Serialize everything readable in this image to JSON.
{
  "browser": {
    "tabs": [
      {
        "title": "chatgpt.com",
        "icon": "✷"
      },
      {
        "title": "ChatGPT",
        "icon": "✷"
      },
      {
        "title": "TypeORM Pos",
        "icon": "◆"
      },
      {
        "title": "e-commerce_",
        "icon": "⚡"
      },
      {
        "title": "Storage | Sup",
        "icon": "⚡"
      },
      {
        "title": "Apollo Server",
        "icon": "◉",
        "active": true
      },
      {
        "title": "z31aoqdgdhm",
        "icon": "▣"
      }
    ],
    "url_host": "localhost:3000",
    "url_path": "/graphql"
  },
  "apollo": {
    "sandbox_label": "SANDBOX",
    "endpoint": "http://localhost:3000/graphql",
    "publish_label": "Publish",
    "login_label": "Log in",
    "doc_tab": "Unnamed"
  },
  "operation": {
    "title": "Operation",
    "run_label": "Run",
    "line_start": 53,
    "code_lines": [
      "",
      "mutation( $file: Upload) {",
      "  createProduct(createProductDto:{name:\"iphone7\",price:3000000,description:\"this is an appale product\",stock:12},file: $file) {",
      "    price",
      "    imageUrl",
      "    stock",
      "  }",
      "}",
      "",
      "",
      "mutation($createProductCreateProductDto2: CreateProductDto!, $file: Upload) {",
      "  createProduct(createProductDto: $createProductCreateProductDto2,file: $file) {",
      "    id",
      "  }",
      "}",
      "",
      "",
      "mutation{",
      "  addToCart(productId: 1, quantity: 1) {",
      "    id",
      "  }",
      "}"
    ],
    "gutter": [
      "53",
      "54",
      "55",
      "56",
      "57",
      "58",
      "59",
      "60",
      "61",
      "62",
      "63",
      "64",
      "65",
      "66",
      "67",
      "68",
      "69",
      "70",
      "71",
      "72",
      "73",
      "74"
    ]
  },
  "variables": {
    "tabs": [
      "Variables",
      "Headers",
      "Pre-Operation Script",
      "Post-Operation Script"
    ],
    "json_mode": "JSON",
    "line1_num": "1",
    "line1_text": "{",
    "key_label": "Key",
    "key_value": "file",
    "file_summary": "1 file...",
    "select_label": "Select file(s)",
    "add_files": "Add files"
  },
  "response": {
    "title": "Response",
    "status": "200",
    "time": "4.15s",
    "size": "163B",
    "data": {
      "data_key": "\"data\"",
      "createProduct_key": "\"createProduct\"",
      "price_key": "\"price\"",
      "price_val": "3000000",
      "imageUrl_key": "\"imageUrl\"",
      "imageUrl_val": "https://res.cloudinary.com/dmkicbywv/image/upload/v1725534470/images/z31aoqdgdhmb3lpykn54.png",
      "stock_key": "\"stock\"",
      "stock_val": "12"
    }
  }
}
== == ==
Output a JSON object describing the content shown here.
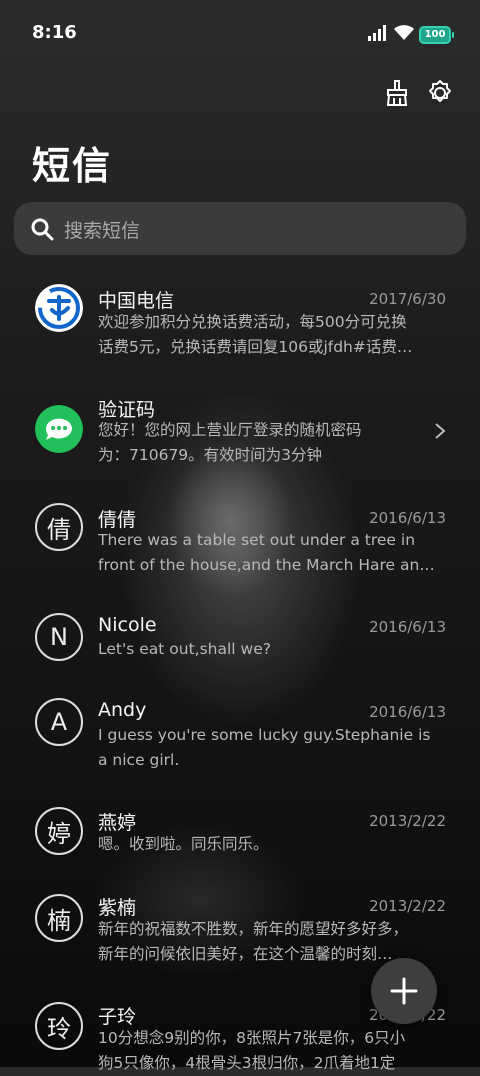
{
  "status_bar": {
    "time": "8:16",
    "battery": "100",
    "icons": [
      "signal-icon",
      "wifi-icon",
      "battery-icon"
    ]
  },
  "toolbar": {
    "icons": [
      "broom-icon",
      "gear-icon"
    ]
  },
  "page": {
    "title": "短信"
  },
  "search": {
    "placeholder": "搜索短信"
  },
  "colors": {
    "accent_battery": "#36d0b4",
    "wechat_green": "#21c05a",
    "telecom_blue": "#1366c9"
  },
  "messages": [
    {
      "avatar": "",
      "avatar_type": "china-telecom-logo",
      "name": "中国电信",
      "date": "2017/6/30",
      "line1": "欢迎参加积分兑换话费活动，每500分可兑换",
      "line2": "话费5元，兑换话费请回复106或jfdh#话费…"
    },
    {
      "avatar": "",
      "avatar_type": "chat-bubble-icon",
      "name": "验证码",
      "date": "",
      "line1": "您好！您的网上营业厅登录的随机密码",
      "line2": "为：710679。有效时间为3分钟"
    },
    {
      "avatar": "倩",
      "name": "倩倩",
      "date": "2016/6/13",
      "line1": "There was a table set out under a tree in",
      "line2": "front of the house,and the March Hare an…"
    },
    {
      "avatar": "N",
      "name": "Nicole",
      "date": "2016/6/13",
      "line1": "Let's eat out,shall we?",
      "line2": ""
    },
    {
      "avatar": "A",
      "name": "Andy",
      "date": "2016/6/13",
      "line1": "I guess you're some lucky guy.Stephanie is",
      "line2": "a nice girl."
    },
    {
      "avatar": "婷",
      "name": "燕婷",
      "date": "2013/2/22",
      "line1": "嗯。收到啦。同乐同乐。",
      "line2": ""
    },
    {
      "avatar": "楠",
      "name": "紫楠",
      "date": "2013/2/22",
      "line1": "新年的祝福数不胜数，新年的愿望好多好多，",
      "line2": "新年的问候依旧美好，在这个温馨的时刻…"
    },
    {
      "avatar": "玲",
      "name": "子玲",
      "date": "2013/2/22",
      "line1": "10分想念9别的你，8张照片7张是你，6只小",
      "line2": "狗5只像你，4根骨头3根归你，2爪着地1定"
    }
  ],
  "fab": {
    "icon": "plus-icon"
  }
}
== == ==
* [Goal] Report only how many lines of the listing hold the word "JSON".

* [Response to this exercise] 3